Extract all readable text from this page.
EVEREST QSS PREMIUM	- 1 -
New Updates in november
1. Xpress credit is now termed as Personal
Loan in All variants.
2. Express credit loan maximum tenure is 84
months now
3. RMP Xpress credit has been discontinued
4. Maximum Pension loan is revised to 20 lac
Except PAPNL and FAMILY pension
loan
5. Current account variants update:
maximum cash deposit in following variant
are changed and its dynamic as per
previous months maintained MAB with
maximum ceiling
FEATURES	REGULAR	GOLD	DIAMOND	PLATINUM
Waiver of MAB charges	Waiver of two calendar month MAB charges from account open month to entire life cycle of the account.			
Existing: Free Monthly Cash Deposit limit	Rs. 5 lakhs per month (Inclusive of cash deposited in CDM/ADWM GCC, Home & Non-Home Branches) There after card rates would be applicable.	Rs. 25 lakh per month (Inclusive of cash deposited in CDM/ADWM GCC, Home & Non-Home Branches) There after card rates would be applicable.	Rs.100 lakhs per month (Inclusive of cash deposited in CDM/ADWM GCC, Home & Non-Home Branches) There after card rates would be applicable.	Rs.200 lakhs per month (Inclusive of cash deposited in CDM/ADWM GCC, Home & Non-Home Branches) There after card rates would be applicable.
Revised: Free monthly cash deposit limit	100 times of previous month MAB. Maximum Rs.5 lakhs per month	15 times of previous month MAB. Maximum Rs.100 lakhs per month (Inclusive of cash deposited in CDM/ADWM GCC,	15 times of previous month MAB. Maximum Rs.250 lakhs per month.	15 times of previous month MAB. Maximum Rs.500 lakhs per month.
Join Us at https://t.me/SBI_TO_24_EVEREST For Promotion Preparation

- [WHAT YOU ARE ASKED TO DO] Extract the full listing above without altering anything.

- [WORKED SOLUTION]
Extract all readable text from this page.
EVEREST QSS PREMIUM	- 1 -
New Updates in november
1. Xpress credit is now termed as Personal
Loan in All variants.
2. Express credit loan maximum tenure is 84
months now
3. RMP Xpress credit has been discontinued
4. Maximum Pension loan is revised to 20 lac
Except PAPNL and FAMILY pension
loan
5. Current account variants update:
maximum cash deposit in following variant
are changed and its dynamic as per
previous months maintained MAB with
maximum ceiling
FEATURES	REGULAR	GOLD	DIAMOND	PLATINUM
Waiver of MAB charges	Waiver of two calendar month MAB charges from account open month to entire life cycle of the account.			
Existing: Free Monthly Cash Deposit limit	Rs. 5 lakhs per month (Inclusive of cash deposited in CDM/ADWM GCC, Home & Non-Home Branches) There after card rates would be applicable.	Rs. 25 lakh per month (Inclusive of cash deposited in CDM/ADWM GCC, Home & Non-Home Branches) There after card rates would be applicable.	Rs.100 lakhs per month (Inclusive of cash deposited in CDM/ADWM GCC, Home & Non-Home Branches) There after card rates would be applicable.	Rs.200 lakhs per month (Inclusive of cash deposited in CDM/ADWM GCC, Home & Non-Home Branches) There after card rates would be applicable.
Revised: Free monthly cash deposit limit	100 times of previous month MAB. Maximum Rs.5 lakhs per month	15 times of previous month MAB. Maximum Rs.100 lakhs per month (Inclusive of cash deposited in CDM/ADWM GCC,	15 times of previous month MAB. Maximum Rs.250 lakhs per month.	15 times of previous month MAB. Maximum Rs.500 lakhs per month.
Join Us at https://t.me/SBI_TO_24_EVEREST For Promotion Preparation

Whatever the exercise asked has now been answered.